[Start Records for this task]

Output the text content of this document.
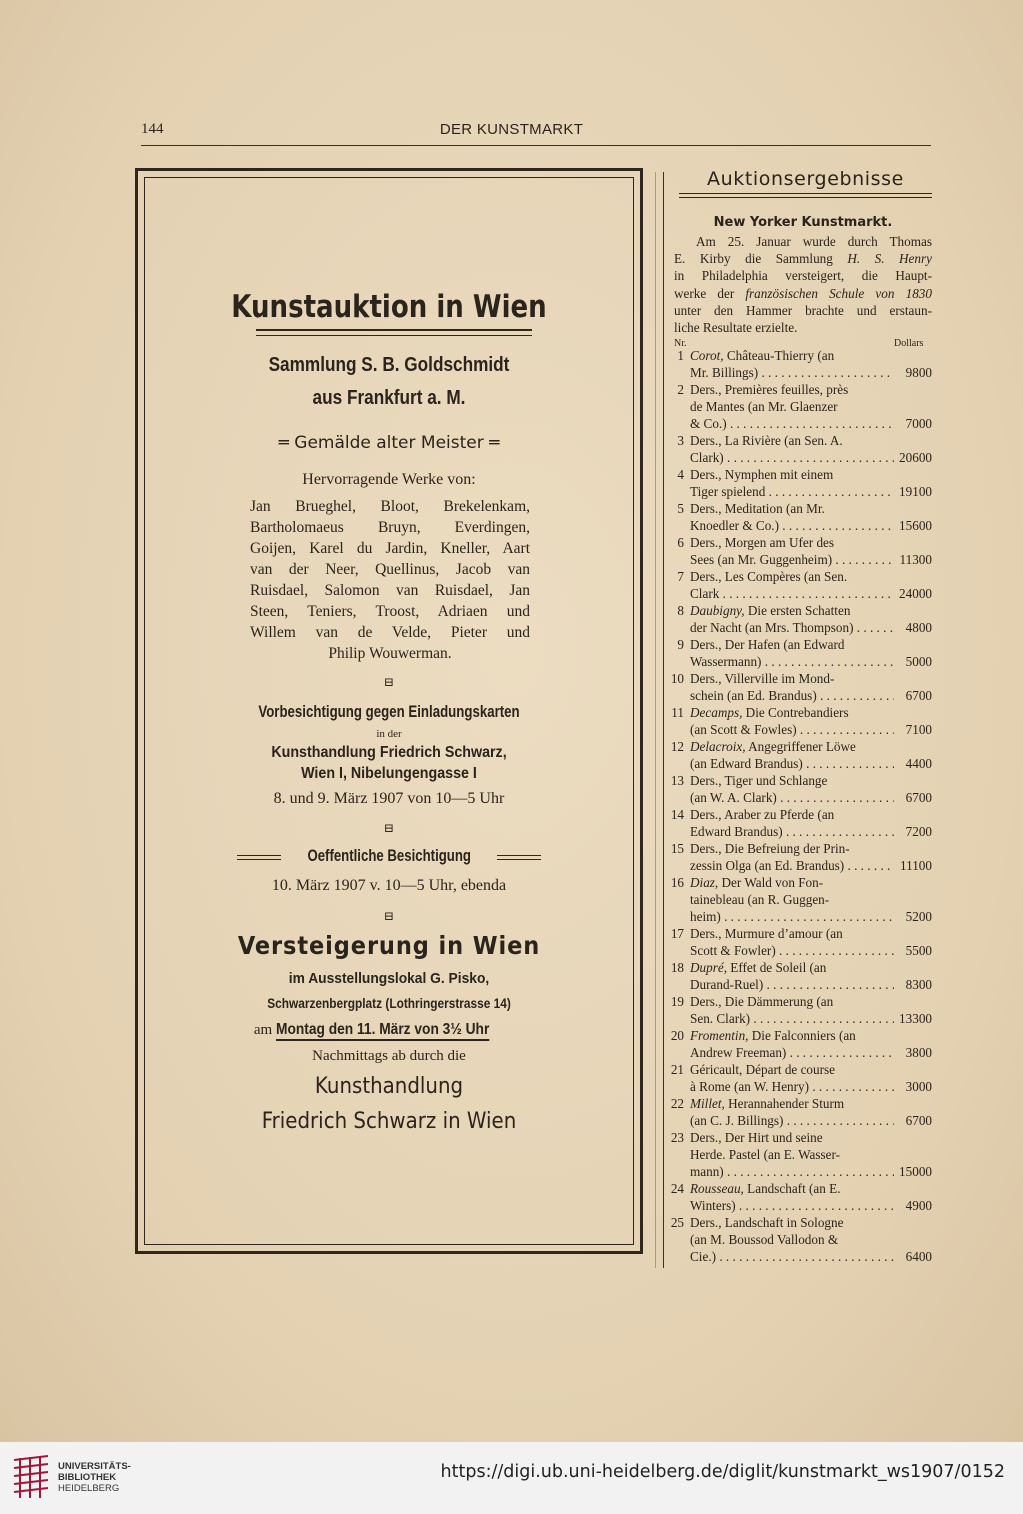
144	DER KUNSTMARKT
Kunstauktion in Wien
Sammlung S. B. Goldschmidt
aus Frankfurt a. M.
═ Gemälde alter Meister ═
Hervorragende Werke von:
Jan Brueghel, Bloot, Brekelenkam,
Bartholomaeus Bruyn, Everdingen,
Goijen, Karel du Jardin, Kneller, Aart
van der Neer, Quellinus, Jacob van
Ruisdael, Salomon van Ruisdael, Jan
Steen, Teniers, Troost, Adriaen und
Willem van de Velde, Pieter und
Philip Wouwerman.
⊟
Vorbesichtigung gegen Einladungskarten
in der
Kunsthandlung Friedrich Schwarz,
Wien I, Nibelungengasse I
8. und 9. März 1907 von 10—5 Uhr
⊟
Oeffentliche Besichtigung
10. März 1907 v. 10—5 Uhr, ebenda
⊟
Versteigerung in Wien
im Ausstellungslokal G. Pisko,
Schwarzenbergplatz (Lothringerstrasse 14)
am Montag den 11. März von 3½ Uhr
Nachmittags ab durch die
Kunsthandlung
Friedrich Schwarz in Wien
Auktionsergebnisse
New Yorker Kunstmarkt.

Am 25. Januar wurde durch Thomas

E. Kirby die Sammlung H. S. Henry
in Philadelphia versteigert, die Haupt-
werke der französischen Schule von 1830
unter den Hammer brachte und erstaun-
liche Resultate erzielte.
Nr.	Dollars
1 Corot, Château-Thierry (an
Mr. Billings) . . .	9800
2 Ders., Premières feuilles, près
de Mantes (an Mr. Glaenzer
& Co.) . . .	7000
3 Ders., La Rivière (an Sen. A.
Clark) . . .	20600
4 Ders., Nymphen mit einem
Tiger spielend . . .	19100
5 Ders., Meditation (an Mr.
Knoedler & Co.) . . .	15600
6 Ders., Morgen am Ufer des
Sees (an Mr. Guggenheim) . . .	11300
7 Ders., Les Compères (an Sen.
Clark . . .	24000
8 Daubigny, Die ersten Schatten
der Nacht (an Mrs. Thompson) . . .	4800
9 Ders., Der Hafen (an Edward
Wassermann) . . .	5000
10 Ders., Villerville im Mond-
schein (an Ed. Brandus) . . .	6700
11 Decamps, Die Contrebandiers
(an Scott & Fowles) . . .	7100
12 Delacroix, Angegriffener Löwe
(an Edward Brandus) . . .	4400
13 Ders., Tiger und Schlange
(an W. A. Clark) . . .	6700
14 Ders., Araber zu Pferde (an
Edward Brandus) . . .	7200
15 Ders., Die Befreiung der Prin-
zessin Olga (an Ed. Brandus) . . .	11100
16 Diaz, Der Wald von Fon-
tainebleau (an R. Guggen-
heim) . . .	5200
17 Ders., Murmure d’amour (an
Scott & Fowler) . . .	5500
18 Dupré, Effet de Soleil (an
Durand-Ruel) . . .	8300
19 Ders., Die Dämmerung (an
Sen. Clark) . . .	13300
20 Fromentin, Die Falconniers (an
Andrew Freeman) . . .	3800
21 Géricault, Départ de course
à Rome (an W. Henry) . . .	3000
22 Millet, Herannahender Sturm
(an C. J. Billings) . . .	6700
23 Ders., Der Hirt und seine
Herde. Pastel (an E. Wasser-
mann) . . .	15000
24 Rousseau, Landschaft (an E.
Winters) . . .	4900
25 Ders., Landschaft in Sologne
(an M. Boussod Vallodon &
Cie.) . . .	6400
UNIVERSITÄTS-
BIBLIOTHEK
HEIDELBERG
https://digi.ub.uni-heidelberg.de/diglit/kunstmarkt_ws1907/0152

[End Records for this task]

▸ Written task
Reproduce every entry exactly, but omit each picture.

▸ Solution to this exercise
Output the text content of this document.
144	DER KUNSTMARKT
Kunstauktion in Wien
Sammlung S. B. Goldschmidt
aus Frankfurt a. M.
═ Gemälde alter Meister ═
Hervorragende Werke von:
Jan Brueghel, Bloot, Brekelenkam,
Bartholomaeus Bruyn, Everdingen,
Goijen, Karel du Jardin, Kneller, Aart
van der Neer, Quellinus, Jacob van
Ruisdael, Salomon van Ruisdael, Jan
Steen, Teniers, Troost, Adriaen und
Willem van de Velde, Pieter und
Philip Wouwerman.
⊟
Vorbesichtigung gegen Einladungskarten
in der
Kunsthandlung Friedrich Schwarz,
Wien I, Nibelungengasse I
8. und 9. März 1907 von 10—5 Uhr
⊟
Oeffentliche Besichtigung
10. März 1907 v. 10—5 Uhr, ebenda
⊟
Versteigerung in Wien
im Ausstellungslokal G. Pisko,
Schwarzenbergplatz (Lothringerstrasse 14)
am Montag den 11. März von 3½ Uhr
Nachmittags ab durch die
Kunsthandlung
Friedrich Schwarz in Wien
Auktionsergebnisse
New Yorker Kunstmarkt.

Am 25. Januar wurde durch Thomas

E. Kirby die Sammlung H. S. Henry
in Philadelphia versteigert, die Haupt-
werke der französischen Schule von 1830
unter den Hammer brachte und erstaun-
liche Resultate erzielte.
Nr.	Dollars
1 Corot, Château-Thierry (an
Mr. Billings) . . .	9800
2 Ders., Premières feuilles, près
de Mantes (an Mr. Glaenzer
& Co.) . . .	7000
3 Ders., La Rivière (an Sen. A.
Clark) . . .	20600
4 Ders., Nymphen mit einem
Tiger spielend . . .	19100
5 Ders., Meditation (an Mr.
Knoedler & Co.) . . .	15600
6 Ders., Morgen am Ufer des
Sees (an Mr. Guggenheim) . . .	11300
7 Ders., Les Compères (an Sen.
Clark . . .	24000
8 Daubigny, Die ersten Schatten
der Nacht (an Mrs. Thompson) . . .	4800
9 Ders., Der Hafen (an Edward
Wassermann) . . .	5000
10 Ders., Villerville im Mond-
schein (an Ed. Brandus) . . .	6700
11 Decamps, Die Contrebandiers
(an Scott & Fowles) . . .	7100
12 Delacroix, Angegriffener Löwe
(an Edward Brandus) . . .	4400
13 Ders., Tiger und Schlange
(an W. A. Clark) . . .	6700
14 Ders., Araber zu Pferde (an
Edward Brandus) . . .	7200
15 Ders., Die Befreiung der Prin-
zessin Olga (an Ed. Brandus) . . .	11100
16 Diaz, Der Wald von Fon-
tainebleau (an R. Guggen-
heim) . . .	5200
17 Ders., Murmure d’amour (an
Scott & Fowler) . . .	5500
18 Dupré, Effet de Soleil (an
Durand-Ruel) . . .	8300
19 Ders., Die Dämmerung (an
Sen. Clark) . . .	13300
20 Fromentin, Die Falconniers (an
Andrew Freeman) . . .	3800
21 Géricault, Départ de course
à Rome (an W. Henry) . . .	3000
22 Millet, Herannahender Sturm
(an C. J. Billings) . . .	6700
23 Ders., Der Hirt und seine
Herde. Pastel (an E. Wasser-
mann) . . .	15000
24 Rousseau, Landschaft (an E.
Winters) . . .	4900
25 Ders., Landschaft in Sologne
(an M. Boussod Vallodon &
Cie.) . . .	6400
UNIVERSITÄTS-
BIBLIOTHEK
HEIDELBERG
https://digi.ub.uni-heidelberg.de/diglit/kunstmarkt_ws1907/0152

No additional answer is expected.